┌─ ENTRIES SUPPLIED

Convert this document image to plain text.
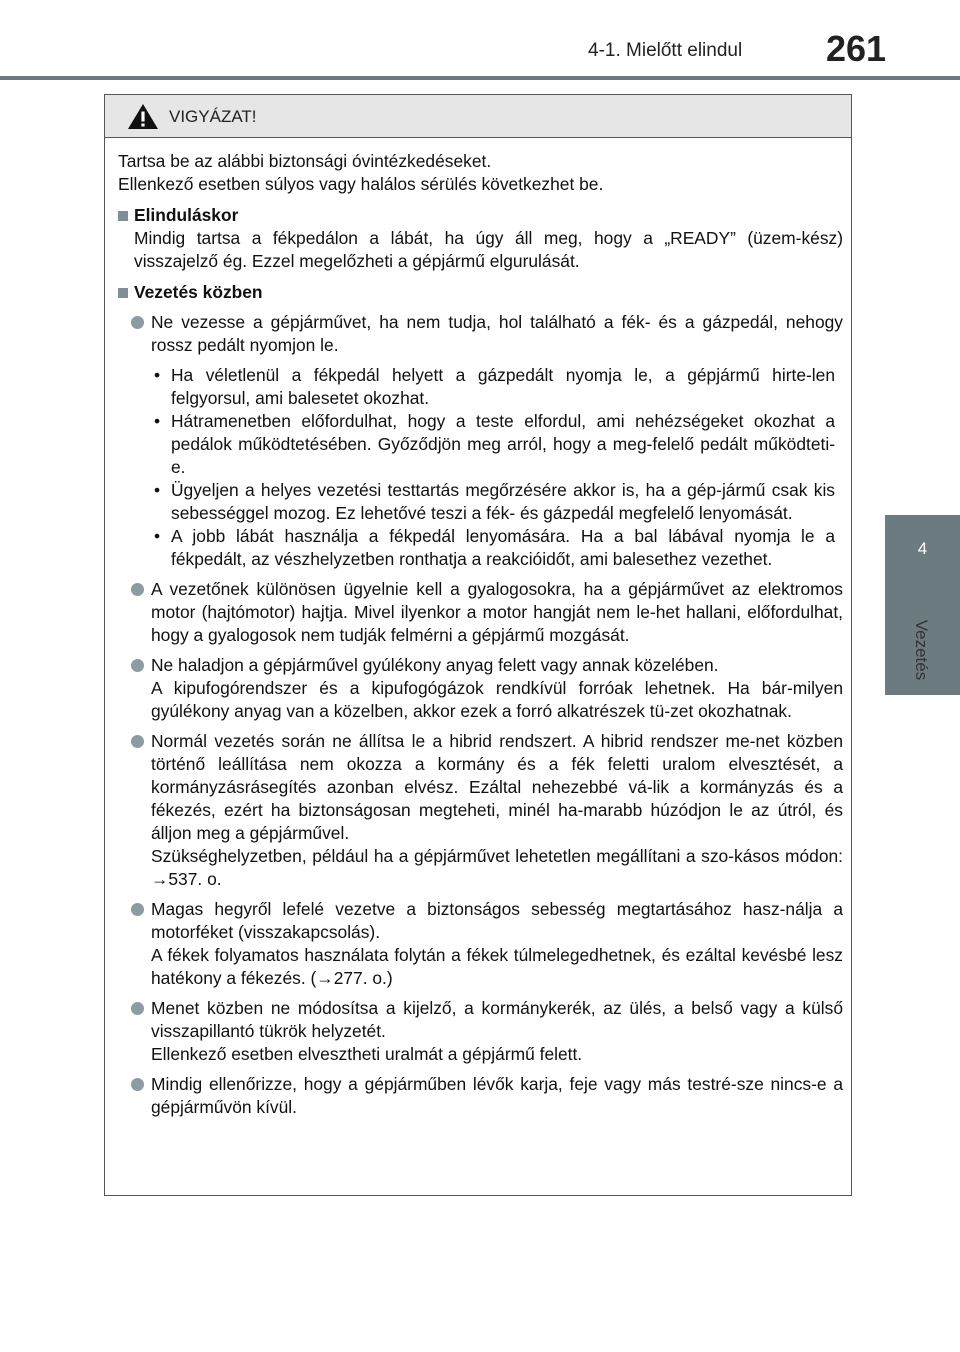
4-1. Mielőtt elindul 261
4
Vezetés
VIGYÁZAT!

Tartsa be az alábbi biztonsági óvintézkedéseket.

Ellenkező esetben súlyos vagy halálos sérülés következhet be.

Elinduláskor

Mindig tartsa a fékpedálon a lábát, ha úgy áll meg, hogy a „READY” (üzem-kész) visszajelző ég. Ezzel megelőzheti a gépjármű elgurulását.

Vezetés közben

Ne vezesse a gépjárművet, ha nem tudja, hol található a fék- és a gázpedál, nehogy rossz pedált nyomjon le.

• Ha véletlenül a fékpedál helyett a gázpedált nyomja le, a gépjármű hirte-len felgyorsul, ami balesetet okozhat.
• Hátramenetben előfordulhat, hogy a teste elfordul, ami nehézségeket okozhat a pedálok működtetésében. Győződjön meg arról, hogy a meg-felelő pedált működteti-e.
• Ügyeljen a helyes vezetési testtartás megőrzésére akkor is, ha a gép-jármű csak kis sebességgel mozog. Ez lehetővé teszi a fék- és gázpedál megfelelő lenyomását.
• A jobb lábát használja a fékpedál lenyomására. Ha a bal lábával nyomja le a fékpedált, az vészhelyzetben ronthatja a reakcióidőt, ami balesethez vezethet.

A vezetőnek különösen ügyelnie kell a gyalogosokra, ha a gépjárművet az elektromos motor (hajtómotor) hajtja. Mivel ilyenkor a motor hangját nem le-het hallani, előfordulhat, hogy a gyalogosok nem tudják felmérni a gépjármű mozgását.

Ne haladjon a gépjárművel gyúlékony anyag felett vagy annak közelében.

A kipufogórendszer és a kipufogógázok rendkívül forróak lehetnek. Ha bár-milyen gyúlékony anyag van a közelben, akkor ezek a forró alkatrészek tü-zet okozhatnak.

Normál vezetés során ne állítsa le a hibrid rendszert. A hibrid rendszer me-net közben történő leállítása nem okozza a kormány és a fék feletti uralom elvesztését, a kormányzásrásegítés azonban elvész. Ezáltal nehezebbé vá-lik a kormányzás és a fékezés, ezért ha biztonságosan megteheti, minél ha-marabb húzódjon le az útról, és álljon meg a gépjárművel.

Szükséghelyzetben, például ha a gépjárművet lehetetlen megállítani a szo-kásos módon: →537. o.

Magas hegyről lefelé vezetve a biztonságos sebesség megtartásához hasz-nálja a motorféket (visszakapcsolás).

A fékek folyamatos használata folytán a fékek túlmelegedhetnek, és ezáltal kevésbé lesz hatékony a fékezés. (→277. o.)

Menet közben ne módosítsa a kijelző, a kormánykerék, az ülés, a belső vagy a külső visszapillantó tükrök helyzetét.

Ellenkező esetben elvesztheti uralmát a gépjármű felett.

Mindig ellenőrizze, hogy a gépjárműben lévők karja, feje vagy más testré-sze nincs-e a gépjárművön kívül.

└─
┌─ ENTRIES SUPPLIED

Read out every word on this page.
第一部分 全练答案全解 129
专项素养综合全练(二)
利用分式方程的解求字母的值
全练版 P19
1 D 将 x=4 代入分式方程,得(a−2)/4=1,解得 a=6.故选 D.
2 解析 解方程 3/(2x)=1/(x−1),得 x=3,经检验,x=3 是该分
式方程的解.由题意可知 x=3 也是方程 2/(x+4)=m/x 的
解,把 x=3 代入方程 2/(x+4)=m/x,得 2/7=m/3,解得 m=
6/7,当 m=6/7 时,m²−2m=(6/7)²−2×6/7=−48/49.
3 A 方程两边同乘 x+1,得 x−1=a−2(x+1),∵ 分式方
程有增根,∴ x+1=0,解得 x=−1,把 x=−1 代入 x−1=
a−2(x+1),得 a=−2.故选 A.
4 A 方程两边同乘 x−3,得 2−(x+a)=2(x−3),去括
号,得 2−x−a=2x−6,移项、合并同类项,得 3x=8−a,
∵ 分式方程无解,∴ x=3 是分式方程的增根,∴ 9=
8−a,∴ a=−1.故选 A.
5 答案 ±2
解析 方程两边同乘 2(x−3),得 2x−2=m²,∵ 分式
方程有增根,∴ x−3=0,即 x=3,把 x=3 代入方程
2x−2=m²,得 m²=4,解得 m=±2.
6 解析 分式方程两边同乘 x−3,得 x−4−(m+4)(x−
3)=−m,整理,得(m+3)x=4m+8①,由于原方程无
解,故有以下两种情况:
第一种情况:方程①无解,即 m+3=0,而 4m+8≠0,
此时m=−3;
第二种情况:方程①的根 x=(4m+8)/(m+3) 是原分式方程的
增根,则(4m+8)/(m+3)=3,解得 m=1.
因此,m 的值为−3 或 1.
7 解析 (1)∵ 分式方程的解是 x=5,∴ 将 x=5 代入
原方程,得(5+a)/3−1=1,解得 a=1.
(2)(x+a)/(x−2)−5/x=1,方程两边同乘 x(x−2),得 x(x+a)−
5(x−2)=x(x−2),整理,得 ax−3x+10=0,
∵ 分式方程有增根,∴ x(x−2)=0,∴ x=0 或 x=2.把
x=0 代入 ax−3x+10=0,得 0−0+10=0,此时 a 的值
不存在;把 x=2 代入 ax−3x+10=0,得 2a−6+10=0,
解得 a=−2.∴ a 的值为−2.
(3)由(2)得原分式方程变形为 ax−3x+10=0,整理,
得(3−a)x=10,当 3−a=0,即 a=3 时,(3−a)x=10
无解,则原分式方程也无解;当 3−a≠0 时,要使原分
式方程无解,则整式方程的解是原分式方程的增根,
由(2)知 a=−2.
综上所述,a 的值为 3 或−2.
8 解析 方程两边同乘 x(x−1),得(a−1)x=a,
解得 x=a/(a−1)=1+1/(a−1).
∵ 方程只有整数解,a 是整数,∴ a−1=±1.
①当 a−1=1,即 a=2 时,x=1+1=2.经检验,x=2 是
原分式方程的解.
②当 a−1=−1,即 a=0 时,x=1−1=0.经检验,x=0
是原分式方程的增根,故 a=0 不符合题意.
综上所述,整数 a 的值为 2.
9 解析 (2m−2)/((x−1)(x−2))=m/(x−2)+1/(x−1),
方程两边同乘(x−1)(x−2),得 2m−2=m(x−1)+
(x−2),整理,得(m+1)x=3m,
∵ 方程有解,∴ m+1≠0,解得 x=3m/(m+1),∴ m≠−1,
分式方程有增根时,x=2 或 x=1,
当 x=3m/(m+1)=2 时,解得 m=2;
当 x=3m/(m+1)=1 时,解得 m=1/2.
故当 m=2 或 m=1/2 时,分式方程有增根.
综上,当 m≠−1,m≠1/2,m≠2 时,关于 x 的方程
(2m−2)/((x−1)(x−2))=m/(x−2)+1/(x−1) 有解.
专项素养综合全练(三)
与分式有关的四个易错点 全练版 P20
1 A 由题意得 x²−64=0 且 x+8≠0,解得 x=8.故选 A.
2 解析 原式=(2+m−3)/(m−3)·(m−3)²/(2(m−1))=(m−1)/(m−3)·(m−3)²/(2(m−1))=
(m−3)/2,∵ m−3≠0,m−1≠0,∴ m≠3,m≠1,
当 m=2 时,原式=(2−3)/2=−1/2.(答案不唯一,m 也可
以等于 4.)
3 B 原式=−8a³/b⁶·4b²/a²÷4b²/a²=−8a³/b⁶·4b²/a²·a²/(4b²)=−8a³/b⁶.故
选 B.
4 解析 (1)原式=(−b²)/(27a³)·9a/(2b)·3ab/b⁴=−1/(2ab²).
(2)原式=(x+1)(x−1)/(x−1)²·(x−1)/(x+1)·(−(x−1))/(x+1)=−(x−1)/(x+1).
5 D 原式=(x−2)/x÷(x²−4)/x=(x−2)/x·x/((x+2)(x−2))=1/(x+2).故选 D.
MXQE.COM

└─

Copy each line of the listing that contains the string "Mindig".

Mindig tartsa a fékpedálon a lábát, ha úgy áll meg, hogy a „READY” (üzem-kész) visszajelző ég. Ezzel megelőzheti a gépjármű elgurulását.
Mindig ellenőrizze, hogy a gépjárműben lévők karja, feje vagy más testré-sze nincs-e a gépjárművön kívül.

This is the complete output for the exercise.